> _Short exercise_
Wherever "name" appears in a line, list that line.
--- Begin Material supplied ---
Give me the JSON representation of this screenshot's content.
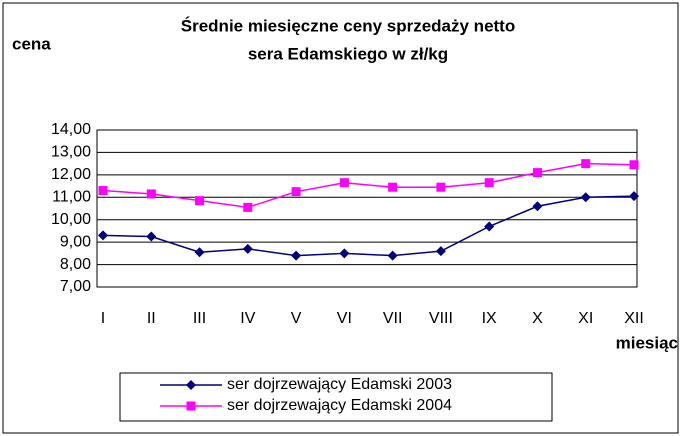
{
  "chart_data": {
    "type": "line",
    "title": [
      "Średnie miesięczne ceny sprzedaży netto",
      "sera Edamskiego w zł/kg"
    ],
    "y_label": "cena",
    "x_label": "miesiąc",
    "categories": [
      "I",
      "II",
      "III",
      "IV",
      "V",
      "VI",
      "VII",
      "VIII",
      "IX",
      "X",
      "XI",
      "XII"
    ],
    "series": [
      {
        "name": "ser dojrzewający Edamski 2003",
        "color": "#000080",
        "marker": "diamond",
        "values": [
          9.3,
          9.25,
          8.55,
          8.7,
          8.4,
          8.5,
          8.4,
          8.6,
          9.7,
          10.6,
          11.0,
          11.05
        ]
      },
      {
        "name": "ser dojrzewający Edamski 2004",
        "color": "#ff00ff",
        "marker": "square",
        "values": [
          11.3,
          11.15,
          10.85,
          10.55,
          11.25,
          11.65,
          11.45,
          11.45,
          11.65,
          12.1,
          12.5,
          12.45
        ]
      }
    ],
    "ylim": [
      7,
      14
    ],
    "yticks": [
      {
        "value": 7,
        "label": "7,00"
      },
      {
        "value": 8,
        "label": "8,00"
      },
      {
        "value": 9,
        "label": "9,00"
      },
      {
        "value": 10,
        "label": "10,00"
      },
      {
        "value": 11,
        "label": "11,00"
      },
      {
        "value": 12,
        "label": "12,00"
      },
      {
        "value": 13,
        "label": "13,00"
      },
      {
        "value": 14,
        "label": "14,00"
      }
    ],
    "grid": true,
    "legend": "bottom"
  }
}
--- End Material supplied ---
> _The completed task_
        "name": "ser dojrzewający Edamski 2003",
        "name": "ser dojrzewający Edamski 2004",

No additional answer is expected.